#### QUOTED TEXT
==========

This "mystic message" is non-theistic , or if you prefer, an impersonal conception of Divinity, correct?

I don't think any orthodox Christian could accept that.

Nevertheless, the classical tradition of the great theistic philosophers never took the view that God is "a" Person, that is, a being among beings. He is "Being Itself", or Pure Act, as the Thomists would say, metaphysically non-composite, timeless and immutable. That doesn't mean that God is a thing or an "it", it means He is radically transcendent yet personal all the same.

In order to reconcile these divergent views, a hierarchy or a scale , would have to be devised in which one is of "less insight". To claim that they are all equal would violate the law of non-contradiction.

Unknown said...

Moonsphere -

Sure, and that's also true of the mystic state that senses that everything is well and good with the world right now - that each moment the world is fulfilled and nothing needs to be done.

Is that direct knowledge?

Anyone who has a personal experience of Christ or of God has come into contact with something that is beyond all knowing or comprehension.

If it is a limited being, however powerful, then one can still gave fears and anxieties that things won't work out, etc. The good guys can still lose, etc.

The kind of "faith" I am talking about - the sense that everything is well a s will turn out well - necessarily goes beyond knowledge, because nothing limited within this world can give you that feeling precisely because it is something within this world.

Williams encounters with the Masters is knowledge not faith - to the extent that these encounters gave him the kind of faith I am talking about, that all is well (and I am not sure they have), it would be because they were a connection to something beyond themselves.

Unknown said...

Chris -

The mystic message is not non theistic nor does it posit an impersonal God.

A better way of saying it is that the mystic vision is of exploding all limitations - of connection to something beyond limitation. Therefore, it cannot say anything - because all words are limitations. If God is good, he is limited, etc.

God cannot be limited to a person, because a person is a limited being within this world. But you cannot say God is impersonal - that too, is a limitation.

There is no reason not to connect with a personal God - even the do called impersonal traditions have a host of deities of compassion and love etc that they connect to.

But in my view, the only thing that can give our hearts peace, allay our anxieties, and help us see the miraculous nature of the world, is to connect to something beyond limitation.

And once you see past limitation, you don't isolate and examine this or that aspect of the world but see it whole, you see the world as already complete and perfect and not needing to get anywhere.

==========

#### ROWS

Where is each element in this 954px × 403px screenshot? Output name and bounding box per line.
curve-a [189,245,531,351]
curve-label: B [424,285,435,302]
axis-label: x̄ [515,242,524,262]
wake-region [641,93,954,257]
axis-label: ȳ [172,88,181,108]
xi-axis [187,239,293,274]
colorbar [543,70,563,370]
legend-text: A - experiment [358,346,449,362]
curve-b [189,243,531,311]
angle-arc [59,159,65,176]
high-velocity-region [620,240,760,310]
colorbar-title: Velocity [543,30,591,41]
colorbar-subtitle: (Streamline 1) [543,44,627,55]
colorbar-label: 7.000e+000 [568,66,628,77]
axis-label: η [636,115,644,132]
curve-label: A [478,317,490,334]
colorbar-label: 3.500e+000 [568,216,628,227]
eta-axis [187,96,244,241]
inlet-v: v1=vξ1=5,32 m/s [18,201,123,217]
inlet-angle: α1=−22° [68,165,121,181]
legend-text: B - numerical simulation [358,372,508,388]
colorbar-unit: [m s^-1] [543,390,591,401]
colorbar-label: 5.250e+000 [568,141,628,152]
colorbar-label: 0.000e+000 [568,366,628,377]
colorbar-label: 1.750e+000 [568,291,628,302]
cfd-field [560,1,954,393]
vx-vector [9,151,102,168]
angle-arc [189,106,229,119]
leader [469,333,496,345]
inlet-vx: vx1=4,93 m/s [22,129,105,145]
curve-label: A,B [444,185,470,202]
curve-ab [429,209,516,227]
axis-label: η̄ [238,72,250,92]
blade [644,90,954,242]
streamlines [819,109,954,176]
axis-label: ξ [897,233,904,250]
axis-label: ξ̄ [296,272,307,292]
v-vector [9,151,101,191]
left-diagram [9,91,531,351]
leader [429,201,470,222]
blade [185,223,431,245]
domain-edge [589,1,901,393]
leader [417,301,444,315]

==========

#### EXERCISES
1 - In the discussion about mysticism and God, why does the writer say the mystic vision "cannot say anything"? Answer in one to three sentences.
2 - Carry on the discussion about mysticism and God from the point where it stops.
The records come from a separate source and have no connection to the text.

#### WRITTEN RESPONSES
1 - The mystic vision is of connection to something beyond all limitation, and all words are limitations. So saying anything about God, even that God is good, would limit God.

2 -
If you can't have white without black, then you start to see there is a perspective from which they are not enemies, not dichotomies, not a duality - but embraced in cosmic love, like everything.

At that point you can relax - and laugh. Life is play.

Chris said...

God is not nothing or absolutely non-existent, correct?

If we can agree to that, would you object to saying that God is Being Itself?

Unknown said...

Chris -

Well, my objection that is that Being is just a word - and as such, it can only describe limited phenomena within the world.

It is a limitation - all words limit by defining.

What is wanted here is what Keats called "negative capability" - to rest in not trying to know, not penetrating the mystery.

Being is good as far as it goes, but there must be a sense of something beyond being or not being - beyond being "confined" by a definition.

Also, Being implies essence, and are there essences? Being also implies something static and featureless. What we are trying to get at is something so glorious and awesome as to explode all our conceptions, not something featureless, static, boring.

What would you say to the Nothing? Or Emptiness? The idea here is not that it is really nothing - but that whatever it is, it is beyond our minds.

If the religious quest is about connecting to something beyond our limited understanding in this world, the best way to express it would have to be by negation. At least that's the mystic vision.

But people hunger for the positive - at least many do. So there is no reason to rule out things like a personal God or Being or anything like that as long as we keep in our minds somewhere that there is something beyond even all that.



Adil said...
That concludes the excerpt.